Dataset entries
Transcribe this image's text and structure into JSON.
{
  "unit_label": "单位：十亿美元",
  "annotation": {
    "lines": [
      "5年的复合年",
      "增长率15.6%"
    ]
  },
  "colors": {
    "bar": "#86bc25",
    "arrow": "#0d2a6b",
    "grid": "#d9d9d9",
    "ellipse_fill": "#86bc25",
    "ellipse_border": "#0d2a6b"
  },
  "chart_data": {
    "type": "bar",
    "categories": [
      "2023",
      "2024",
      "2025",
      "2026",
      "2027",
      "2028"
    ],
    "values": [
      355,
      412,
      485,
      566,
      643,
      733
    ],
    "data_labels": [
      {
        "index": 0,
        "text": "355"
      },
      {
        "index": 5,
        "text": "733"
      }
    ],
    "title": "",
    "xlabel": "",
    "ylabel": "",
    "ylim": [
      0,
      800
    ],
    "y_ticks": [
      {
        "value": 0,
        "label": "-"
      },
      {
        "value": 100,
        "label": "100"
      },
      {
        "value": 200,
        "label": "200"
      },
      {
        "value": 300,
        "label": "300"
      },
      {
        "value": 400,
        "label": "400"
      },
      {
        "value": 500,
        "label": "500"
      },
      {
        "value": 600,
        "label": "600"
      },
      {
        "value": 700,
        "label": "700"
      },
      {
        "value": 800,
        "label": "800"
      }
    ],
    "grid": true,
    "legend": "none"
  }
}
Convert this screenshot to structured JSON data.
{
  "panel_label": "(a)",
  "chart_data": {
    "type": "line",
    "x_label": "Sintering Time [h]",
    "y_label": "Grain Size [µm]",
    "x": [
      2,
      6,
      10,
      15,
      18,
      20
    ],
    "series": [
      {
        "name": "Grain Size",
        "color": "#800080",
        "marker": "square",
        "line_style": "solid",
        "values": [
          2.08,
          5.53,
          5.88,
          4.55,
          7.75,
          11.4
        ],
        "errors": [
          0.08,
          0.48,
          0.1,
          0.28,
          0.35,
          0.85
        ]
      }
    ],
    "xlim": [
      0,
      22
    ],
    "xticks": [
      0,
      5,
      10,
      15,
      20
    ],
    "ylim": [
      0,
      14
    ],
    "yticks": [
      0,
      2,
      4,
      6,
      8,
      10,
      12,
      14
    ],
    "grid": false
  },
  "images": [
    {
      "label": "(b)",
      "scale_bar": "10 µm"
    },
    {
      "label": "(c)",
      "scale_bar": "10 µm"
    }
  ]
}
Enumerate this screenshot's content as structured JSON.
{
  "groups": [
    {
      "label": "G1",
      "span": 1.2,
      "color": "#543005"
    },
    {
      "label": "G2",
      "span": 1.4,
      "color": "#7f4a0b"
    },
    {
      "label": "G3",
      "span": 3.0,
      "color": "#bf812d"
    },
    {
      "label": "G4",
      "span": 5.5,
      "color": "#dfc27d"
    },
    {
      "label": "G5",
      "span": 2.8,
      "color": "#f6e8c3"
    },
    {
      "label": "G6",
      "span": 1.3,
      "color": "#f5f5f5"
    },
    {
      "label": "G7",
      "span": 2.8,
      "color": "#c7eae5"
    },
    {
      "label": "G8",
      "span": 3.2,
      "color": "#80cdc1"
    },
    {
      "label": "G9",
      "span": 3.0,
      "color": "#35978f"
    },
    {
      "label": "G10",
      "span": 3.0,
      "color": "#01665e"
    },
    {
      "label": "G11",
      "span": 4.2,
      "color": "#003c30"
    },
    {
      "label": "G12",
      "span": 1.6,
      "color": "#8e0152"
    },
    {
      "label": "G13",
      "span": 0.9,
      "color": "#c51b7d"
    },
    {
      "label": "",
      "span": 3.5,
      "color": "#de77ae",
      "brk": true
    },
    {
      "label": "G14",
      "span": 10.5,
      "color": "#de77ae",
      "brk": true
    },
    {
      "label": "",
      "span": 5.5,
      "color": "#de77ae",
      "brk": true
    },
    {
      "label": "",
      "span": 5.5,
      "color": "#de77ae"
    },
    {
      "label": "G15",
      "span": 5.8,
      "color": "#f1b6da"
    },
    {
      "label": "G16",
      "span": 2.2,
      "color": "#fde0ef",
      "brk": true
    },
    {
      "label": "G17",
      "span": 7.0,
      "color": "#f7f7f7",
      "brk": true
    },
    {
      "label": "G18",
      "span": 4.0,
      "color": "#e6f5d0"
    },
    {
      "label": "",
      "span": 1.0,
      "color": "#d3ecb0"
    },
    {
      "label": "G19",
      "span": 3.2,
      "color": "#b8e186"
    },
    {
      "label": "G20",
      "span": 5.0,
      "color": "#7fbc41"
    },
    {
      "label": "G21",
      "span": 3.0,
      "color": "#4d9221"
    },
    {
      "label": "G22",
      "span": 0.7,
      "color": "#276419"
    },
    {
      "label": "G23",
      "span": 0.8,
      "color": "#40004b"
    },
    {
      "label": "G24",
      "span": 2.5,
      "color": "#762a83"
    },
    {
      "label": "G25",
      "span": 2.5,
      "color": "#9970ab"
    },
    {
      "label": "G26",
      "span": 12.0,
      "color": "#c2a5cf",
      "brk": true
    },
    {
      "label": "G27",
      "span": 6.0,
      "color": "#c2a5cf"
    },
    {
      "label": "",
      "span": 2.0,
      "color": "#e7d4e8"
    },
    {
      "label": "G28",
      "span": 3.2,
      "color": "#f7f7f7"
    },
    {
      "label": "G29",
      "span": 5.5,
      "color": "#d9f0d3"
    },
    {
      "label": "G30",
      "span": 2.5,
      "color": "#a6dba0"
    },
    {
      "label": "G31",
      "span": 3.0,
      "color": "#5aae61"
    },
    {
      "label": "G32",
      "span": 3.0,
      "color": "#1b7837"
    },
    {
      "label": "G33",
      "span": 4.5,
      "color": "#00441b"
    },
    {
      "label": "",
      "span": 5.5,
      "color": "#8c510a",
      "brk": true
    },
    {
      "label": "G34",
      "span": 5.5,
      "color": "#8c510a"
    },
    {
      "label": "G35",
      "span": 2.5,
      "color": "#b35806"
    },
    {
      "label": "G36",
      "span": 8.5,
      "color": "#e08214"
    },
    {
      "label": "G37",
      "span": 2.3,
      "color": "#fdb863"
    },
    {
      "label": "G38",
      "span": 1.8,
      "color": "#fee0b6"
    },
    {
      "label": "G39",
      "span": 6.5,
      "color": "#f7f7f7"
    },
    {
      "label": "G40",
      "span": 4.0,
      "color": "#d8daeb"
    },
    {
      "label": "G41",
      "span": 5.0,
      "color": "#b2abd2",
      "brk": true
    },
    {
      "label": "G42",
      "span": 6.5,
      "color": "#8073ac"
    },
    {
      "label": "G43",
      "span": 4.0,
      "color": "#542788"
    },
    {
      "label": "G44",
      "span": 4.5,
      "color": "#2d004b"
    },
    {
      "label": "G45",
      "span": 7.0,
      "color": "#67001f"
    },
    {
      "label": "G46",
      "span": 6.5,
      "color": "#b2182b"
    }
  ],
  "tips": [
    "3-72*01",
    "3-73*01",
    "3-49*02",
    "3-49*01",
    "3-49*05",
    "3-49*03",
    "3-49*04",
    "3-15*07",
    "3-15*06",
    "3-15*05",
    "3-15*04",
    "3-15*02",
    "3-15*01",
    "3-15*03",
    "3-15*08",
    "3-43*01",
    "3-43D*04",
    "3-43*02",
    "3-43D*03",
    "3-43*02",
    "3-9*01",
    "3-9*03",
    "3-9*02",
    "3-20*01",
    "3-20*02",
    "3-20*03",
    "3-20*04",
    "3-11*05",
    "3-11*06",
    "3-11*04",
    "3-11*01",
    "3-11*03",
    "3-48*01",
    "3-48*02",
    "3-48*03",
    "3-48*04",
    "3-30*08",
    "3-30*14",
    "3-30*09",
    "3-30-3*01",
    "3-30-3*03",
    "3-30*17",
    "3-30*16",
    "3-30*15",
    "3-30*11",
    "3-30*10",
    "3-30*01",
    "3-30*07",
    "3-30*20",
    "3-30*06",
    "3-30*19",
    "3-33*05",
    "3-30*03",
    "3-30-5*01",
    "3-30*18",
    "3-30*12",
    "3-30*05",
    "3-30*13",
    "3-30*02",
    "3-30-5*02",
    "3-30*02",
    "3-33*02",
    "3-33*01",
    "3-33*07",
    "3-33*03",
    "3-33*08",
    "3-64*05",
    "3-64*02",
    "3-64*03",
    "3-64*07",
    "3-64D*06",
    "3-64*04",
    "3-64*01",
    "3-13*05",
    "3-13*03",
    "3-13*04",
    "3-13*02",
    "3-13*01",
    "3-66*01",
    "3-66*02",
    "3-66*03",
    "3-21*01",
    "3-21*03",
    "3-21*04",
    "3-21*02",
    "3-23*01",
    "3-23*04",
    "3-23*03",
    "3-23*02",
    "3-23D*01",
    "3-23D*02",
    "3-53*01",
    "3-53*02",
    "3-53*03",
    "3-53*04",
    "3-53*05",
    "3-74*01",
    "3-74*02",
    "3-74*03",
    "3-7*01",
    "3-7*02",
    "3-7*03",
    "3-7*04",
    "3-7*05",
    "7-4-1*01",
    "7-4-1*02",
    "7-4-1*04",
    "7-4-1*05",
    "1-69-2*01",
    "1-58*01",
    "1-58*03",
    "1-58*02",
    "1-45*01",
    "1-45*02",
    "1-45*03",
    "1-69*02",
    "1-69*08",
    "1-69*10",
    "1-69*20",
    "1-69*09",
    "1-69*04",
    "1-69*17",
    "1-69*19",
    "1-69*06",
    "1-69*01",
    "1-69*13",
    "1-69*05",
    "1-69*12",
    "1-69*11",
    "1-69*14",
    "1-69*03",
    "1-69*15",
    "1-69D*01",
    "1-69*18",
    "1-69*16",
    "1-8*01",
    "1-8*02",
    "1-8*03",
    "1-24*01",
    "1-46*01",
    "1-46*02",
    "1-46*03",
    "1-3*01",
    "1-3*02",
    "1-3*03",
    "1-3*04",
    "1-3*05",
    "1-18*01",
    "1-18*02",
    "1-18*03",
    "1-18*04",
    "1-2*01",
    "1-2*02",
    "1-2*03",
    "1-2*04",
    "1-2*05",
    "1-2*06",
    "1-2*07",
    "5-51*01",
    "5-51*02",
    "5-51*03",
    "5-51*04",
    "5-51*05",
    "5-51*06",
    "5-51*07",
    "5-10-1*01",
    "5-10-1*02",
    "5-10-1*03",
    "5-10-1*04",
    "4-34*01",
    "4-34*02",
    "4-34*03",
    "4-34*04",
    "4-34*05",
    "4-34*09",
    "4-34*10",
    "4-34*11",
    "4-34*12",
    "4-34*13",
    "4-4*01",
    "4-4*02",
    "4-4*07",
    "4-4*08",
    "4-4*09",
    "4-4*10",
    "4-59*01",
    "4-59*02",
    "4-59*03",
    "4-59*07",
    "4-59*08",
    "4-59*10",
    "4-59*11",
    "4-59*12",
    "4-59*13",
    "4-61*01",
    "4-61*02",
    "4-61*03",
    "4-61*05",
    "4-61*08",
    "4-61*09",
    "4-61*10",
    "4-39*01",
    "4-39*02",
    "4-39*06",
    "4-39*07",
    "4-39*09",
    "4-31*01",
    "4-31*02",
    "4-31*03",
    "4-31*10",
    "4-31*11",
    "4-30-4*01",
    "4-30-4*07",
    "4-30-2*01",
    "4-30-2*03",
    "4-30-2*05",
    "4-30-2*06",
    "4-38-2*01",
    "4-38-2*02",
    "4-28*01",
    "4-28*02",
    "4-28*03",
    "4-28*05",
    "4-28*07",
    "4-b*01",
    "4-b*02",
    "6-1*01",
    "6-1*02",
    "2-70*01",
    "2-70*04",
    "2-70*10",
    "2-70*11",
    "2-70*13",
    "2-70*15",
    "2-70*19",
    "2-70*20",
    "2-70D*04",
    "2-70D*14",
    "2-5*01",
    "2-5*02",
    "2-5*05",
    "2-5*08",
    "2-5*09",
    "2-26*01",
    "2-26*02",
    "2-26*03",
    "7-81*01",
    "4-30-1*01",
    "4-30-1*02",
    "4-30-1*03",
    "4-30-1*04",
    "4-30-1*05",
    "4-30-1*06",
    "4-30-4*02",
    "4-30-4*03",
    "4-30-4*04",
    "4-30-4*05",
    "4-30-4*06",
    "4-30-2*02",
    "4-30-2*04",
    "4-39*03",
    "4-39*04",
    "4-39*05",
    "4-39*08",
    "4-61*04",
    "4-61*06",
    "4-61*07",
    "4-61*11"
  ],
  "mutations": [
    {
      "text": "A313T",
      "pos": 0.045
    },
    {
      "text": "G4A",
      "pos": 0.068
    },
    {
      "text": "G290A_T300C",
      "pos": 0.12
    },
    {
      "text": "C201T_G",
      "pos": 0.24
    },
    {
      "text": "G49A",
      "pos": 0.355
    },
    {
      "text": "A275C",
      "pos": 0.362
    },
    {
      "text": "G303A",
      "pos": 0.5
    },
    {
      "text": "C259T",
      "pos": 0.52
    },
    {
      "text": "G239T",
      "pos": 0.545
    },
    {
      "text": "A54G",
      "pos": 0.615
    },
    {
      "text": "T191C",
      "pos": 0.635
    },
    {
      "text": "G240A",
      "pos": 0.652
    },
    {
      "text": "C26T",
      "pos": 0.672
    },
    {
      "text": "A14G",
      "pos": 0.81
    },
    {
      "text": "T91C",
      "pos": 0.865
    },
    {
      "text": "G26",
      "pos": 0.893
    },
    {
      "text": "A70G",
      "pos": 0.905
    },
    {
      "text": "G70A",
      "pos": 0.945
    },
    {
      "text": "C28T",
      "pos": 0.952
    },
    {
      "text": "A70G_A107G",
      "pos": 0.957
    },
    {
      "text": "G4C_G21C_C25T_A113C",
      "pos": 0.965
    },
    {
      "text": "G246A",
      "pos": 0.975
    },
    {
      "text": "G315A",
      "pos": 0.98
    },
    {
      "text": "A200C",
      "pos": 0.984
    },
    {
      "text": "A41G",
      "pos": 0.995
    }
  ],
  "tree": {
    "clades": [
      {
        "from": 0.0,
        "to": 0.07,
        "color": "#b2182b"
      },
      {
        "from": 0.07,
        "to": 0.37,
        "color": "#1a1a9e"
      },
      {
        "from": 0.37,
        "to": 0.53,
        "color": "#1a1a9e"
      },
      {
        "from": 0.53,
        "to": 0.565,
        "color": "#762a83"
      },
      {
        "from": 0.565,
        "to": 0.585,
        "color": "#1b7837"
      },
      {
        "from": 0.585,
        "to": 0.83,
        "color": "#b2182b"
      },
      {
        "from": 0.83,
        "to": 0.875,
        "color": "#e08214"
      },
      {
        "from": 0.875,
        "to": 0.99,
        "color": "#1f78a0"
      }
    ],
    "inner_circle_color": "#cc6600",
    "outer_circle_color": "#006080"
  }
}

[Stated goal] Show all lines in the entries above where the word "structured" appears.

[Response for this exercise]
Convert this screenshot to structured JSON data.
Enumerate this screenshot's content as structured JSON.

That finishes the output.